## Begin Dataset records
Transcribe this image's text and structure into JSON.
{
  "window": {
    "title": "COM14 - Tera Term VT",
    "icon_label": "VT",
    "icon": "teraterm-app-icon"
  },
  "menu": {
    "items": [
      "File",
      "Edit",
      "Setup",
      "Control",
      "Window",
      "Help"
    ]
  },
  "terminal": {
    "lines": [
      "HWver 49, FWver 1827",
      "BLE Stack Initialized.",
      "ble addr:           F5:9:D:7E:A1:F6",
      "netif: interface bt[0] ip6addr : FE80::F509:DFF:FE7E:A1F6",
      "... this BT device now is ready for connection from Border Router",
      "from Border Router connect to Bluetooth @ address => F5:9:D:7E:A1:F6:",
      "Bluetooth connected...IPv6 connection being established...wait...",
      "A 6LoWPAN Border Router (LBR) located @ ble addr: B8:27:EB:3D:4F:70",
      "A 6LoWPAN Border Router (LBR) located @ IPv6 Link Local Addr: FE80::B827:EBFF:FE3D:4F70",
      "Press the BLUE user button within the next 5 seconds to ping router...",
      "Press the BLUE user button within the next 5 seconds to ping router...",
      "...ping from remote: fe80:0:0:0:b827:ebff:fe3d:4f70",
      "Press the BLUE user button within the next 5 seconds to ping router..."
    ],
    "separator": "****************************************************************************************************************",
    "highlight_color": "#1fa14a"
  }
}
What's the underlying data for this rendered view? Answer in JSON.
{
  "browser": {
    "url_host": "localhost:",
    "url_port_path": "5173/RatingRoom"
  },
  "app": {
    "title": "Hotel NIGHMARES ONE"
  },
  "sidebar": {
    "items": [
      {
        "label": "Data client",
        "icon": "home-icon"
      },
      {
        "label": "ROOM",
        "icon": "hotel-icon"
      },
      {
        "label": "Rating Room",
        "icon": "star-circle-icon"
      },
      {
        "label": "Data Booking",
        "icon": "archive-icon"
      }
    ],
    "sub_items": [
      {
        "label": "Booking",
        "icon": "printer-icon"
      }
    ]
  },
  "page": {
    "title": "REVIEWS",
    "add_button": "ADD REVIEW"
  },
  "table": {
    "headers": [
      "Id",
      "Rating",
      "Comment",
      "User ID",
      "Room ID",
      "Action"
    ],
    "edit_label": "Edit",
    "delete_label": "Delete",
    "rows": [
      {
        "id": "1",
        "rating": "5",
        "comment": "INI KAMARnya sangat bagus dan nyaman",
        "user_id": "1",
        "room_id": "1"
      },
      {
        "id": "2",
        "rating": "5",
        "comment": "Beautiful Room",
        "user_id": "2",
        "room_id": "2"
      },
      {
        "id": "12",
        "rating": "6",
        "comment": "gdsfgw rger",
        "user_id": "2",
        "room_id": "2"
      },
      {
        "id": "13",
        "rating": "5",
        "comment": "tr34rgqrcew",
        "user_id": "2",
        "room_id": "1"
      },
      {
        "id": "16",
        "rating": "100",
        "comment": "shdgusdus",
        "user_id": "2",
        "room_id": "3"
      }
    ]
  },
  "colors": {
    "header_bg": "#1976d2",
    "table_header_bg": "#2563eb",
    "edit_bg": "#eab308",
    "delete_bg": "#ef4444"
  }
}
## End Dataset records
_Written request_:
Report how many lines of the data hold the string "title"; give only the number.

_Solved exercise_:
3